▸ Directions: Copy every line from the material below that holds "label".

+===+

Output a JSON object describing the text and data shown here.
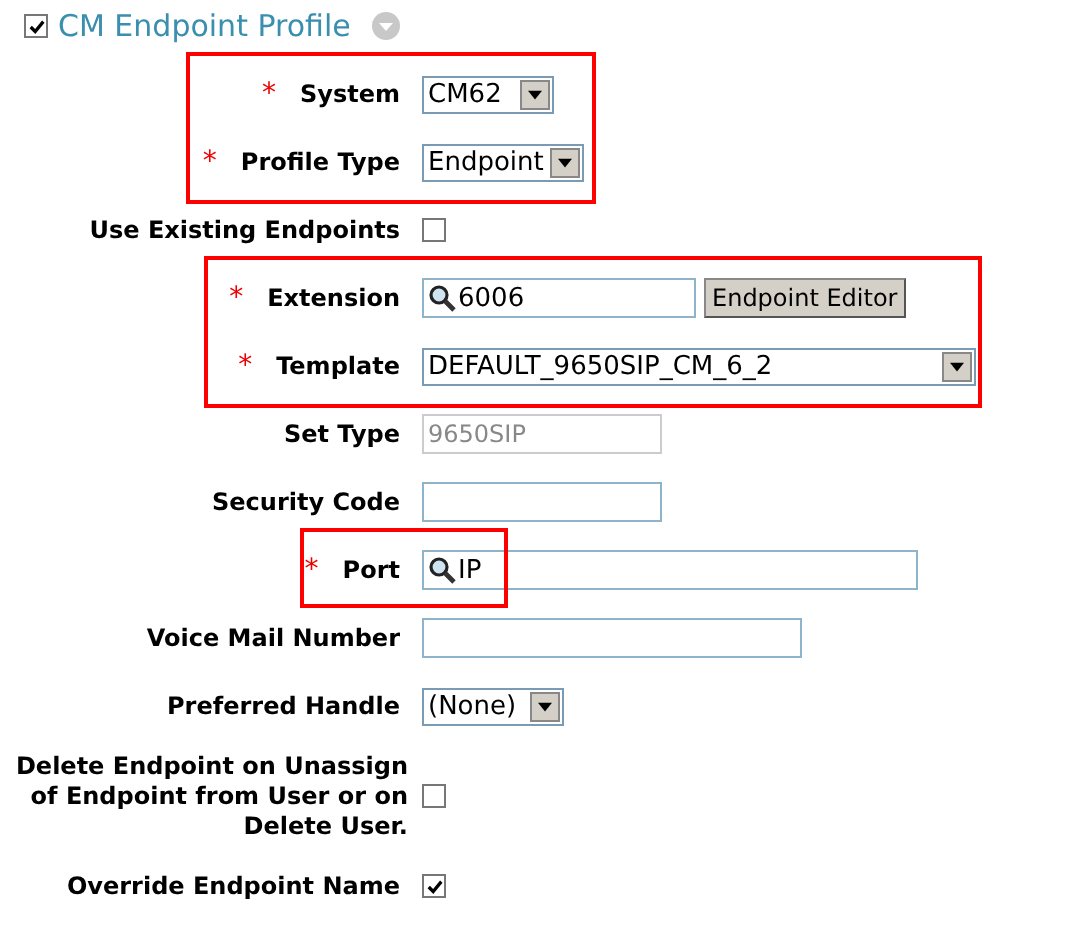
{
  "section": {
    "title": "CM Endpoint Profile",
    "checked": true
  },
  "groups": [
    {
      "highlighted": true,
      "rows": [
        {
          "kind": "select",
          "marker": "*",
          "label": "System",
          "value": "CM62"
        },
        {
          "kind": "select",
          "marker": "*",
          "label": "Profile Type",
          "value": "Endpoint"
        }
      ]
    },
    {
      "highlighted": false,
      "rows": [
        {
          "kind": "checkbox",
          "label": "Use Existing Endpoints",
          "checked": false
        }
      ]
    },
    {
      "highlighted": true,
      "rows": [
        {
          "kind": "search",
          "marker": "*",
          "label": "Extension",
          "value": "6006",
          "button": "Endpoint Editor"
        },
        {
          "kind": "select",
          "marker": "*",
          "label": "Template",
          "value": "DEFAULT_9650SIP_CM_6_2"
        }
      ]
    },
    {
      "highlighted": false,
      "rows": [
        {
          "kind": "text",
          "label": "Set Type",
          "value": "9650SIP",
          "disabled": true
        },
        {
          "kind": "text",
          "label": "Security Code",
          "disabled": false
        }
      ]
    },
    {
      "highlighted": true,
      "rows": [
        {
          "kind": "search",
          "marker": "*",
          "label": "Port",
          "value": "IP"
        }
      ]
    },
    {
      "highlighted": false,
      "rows": [
        {
          "kind": "text",
          "label": "Voice Mail Number",
          "disabled": false
        },
        {
          "kind": "select",
          "label": "Preferred Handle",
          "value": "(None)"
        },
        {
          "kind": "checkbox",
          "label": "Delete Endpoint on Unassign of Endpoint from User or on Delete User.",
          "checked": false
        },
        {
          "kind": "checkbox",
          "label": "Override Endpoint Name",
          "checked": true
        }
      ]
    }
  ]
}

+===+

▸ Output for this exercise:
          "label": "System",
          "label": "Profile Type",
          "label": "Use Existing Endpoints",
          "label": "Extension",
          "label": "Template",
          "label": "Set Type",
          "label": "Security Code",
          "label": "Port",
          "label": "Voice Mail Number",
          "label": "Preferred Handle",
          "label": "Delete Endpoint on Unassign of Endpoint from User or on Delete User.",
          "label": "Override Endpoint Name",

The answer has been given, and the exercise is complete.